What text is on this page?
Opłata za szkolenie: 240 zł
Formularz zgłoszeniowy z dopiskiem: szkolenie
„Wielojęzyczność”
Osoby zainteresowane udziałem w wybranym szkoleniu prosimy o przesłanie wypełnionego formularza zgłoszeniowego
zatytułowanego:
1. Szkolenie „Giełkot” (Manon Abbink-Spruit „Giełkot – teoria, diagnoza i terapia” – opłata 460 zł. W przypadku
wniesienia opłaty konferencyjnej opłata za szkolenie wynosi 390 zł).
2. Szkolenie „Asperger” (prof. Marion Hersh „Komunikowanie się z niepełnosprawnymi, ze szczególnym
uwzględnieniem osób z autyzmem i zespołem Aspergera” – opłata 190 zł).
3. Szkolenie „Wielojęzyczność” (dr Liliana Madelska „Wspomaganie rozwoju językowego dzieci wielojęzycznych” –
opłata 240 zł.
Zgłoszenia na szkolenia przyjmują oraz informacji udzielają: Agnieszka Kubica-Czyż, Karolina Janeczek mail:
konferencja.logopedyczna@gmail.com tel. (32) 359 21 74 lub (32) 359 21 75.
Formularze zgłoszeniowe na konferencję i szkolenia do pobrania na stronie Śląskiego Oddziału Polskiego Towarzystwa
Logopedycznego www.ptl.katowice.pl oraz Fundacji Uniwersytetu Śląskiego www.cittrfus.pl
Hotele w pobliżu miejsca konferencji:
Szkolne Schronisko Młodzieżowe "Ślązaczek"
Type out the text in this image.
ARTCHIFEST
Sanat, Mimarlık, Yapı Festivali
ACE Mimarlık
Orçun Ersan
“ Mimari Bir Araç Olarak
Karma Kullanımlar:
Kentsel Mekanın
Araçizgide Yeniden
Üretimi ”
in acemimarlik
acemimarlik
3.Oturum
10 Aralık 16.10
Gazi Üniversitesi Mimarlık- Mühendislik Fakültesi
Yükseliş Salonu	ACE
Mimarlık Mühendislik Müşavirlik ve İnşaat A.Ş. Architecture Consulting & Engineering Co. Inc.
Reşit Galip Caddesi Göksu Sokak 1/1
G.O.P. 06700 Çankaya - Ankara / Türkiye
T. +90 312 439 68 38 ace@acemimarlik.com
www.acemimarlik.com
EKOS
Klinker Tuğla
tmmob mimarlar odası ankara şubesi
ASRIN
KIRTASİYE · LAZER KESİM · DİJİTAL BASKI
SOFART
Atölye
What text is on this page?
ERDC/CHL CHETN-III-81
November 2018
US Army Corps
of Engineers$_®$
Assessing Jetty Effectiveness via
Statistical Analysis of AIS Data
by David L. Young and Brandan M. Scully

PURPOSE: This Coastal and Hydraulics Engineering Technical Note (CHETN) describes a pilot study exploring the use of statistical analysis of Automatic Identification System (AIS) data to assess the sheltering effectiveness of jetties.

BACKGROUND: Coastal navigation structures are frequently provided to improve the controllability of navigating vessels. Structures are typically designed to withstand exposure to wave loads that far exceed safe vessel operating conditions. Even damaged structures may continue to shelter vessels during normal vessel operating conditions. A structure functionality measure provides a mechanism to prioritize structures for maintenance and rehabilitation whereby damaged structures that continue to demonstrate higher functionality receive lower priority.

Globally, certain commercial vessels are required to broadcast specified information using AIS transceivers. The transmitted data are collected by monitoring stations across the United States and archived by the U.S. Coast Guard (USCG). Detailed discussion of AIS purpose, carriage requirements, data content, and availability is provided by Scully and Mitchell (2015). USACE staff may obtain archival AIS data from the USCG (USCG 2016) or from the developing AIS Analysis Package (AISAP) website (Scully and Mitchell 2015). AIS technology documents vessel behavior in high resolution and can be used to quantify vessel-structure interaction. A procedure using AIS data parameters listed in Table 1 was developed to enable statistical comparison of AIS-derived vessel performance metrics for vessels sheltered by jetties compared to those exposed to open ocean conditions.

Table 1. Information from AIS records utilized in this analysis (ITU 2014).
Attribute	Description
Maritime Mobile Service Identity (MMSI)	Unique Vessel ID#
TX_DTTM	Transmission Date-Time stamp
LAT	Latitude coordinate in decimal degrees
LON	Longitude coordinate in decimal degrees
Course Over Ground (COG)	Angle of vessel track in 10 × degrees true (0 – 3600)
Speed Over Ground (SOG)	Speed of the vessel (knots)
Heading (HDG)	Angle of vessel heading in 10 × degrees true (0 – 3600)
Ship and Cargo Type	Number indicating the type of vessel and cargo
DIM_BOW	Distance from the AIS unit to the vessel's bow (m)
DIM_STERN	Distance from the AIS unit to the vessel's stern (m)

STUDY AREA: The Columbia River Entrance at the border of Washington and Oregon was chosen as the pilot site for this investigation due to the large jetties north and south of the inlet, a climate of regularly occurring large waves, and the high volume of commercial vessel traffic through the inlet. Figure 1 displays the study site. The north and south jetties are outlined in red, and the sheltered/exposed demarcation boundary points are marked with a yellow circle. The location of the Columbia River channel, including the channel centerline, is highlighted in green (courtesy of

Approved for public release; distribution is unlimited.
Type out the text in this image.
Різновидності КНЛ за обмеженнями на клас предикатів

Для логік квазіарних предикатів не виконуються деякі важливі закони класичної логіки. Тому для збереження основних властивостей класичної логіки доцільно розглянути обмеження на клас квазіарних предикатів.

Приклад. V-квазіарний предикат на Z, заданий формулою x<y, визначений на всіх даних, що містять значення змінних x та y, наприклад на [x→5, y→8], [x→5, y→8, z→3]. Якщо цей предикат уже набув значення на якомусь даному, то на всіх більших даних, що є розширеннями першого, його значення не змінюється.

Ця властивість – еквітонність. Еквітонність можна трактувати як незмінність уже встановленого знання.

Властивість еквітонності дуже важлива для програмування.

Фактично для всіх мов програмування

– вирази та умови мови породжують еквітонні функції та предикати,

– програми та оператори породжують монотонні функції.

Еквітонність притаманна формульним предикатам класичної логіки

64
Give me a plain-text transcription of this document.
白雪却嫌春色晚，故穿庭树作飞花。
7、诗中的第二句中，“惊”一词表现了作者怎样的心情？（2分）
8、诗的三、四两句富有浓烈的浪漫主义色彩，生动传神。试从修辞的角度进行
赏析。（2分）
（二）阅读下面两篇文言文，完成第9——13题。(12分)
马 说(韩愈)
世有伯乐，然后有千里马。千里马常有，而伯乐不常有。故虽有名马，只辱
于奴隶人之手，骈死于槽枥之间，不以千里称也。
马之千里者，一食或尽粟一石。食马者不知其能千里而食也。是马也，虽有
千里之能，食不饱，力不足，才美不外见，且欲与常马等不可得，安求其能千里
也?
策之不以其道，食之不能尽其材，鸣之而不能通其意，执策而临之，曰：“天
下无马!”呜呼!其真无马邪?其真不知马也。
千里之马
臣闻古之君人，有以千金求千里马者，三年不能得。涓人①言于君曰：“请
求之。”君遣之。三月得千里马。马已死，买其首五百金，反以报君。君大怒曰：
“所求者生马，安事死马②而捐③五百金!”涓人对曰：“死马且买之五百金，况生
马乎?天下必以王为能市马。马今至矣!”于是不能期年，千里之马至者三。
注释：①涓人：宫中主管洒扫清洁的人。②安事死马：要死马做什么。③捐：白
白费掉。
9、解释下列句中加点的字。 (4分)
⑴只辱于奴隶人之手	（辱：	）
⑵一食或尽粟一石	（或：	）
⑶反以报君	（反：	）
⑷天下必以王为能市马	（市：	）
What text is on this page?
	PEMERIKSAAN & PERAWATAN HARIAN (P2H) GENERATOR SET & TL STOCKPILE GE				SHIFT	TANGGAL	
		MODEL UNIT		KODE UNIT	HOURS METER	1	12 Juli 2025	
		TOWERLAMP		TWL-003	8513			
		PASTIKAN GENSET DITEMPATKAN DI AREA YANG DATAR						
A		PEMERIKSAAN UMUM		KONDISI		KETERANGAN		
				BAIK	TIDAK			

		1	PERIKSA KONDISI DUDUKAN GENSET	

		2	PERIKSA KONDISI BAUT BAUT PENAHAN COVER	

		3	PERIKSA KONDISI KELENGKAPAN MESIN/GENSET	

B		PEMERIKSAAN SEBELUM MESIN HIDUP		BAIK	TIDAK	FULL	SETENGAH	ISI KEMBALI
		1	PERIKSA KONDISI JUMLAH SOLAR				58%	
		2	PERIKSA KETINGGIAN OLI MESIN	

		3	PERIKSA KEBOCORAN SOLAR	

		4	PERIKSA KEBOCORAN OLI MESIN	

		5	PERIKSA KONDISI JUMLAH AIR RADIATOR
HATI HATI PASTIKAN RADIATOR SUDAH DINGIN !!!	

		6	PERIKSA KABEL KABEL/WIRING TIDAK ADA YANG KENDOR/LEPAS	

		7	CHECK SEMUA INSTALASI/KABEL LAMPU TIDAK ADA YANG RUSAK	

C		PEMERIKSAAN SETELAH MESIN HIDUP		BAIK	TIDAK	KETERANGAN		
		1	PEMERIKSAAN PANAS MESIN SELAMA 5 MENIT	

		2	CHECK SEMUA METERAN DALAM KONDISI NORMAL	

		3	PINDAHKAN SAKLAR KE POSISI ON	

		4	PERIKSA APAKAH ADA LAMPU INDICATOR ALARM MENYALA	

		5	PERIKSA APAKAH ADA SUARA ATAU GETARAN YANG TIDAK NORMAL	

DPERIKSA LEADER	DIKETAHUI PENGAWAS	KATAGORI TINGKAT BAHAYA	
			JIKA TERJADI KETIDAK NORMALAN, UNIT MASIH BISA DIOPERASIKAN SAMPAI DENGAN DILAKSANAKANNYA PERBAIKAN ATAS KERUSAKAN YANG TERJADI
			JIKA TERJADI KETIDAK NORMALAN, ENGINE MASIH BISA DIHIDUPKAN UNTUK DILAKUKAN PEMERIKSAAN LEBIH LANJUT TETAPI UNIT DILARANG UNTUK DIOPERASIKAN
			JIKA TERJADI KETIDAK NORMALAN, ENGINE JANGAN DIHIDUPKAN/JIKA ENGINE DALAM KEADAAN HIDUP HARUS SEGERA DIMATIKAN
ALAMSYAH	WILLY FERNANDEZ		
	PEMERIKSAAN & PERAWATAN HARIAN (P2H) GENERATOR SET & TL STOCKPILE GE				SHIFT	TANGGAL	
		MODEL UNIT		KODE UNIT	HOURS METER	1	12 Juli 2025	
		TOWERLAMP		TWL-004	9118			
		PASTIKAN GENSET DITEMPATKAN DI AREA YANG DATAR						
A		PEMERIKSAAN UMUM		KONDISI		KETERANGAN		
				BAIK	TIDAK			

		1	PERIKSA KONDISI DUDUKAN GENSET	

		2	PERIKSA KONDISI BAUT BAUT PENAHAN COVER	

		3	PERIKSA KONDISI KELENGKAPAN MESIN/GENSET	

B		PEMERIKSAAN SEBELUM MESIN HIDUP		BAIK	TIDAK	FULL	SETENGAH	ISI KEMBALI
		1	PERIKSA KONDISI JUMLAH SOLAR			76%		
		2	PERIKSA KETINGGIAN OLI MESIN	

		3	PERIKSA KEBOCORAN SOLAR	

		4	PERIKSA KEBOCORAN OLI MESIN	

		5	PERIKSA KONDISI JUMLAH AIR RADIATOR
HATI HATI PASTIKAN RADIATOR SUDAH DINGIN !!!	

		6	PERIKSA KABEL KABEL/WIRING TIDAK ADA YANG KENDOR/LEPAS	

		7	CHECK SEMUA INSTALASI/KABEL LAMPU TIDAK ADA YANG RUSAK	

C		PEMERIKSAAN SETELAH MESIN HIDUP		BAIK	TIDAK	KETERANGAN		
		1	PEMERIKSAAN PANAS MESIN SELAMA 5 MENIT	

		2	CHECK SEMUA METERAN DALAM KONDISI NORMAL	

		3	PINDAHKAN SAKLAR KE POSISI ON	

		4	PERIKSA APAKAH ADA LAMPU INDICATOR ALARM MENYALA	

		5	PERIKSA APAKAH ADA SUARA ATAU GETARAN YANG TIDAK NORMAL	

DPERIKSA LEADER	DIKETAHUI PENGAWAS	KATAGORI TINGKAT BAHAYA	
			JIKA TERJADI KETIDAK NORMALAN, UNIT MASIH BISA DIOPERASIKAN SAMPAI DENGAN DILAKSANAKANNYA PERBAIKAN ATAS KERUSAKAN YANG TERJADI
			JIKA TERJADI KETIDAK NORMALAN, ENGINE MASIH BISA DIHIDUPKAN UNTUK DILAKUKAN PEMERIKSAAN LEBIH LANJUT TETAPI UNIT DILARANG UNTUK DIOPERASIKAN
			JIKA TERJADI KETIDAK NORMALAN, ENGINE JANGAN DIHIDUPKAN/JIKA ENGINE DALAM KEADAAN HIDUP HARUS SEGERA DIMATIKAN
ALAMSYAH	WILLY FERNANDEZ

Task prompt:
What is the number of lines in this material that hold the string "Еквітонність"? Answer with that number only.

Task answer:
2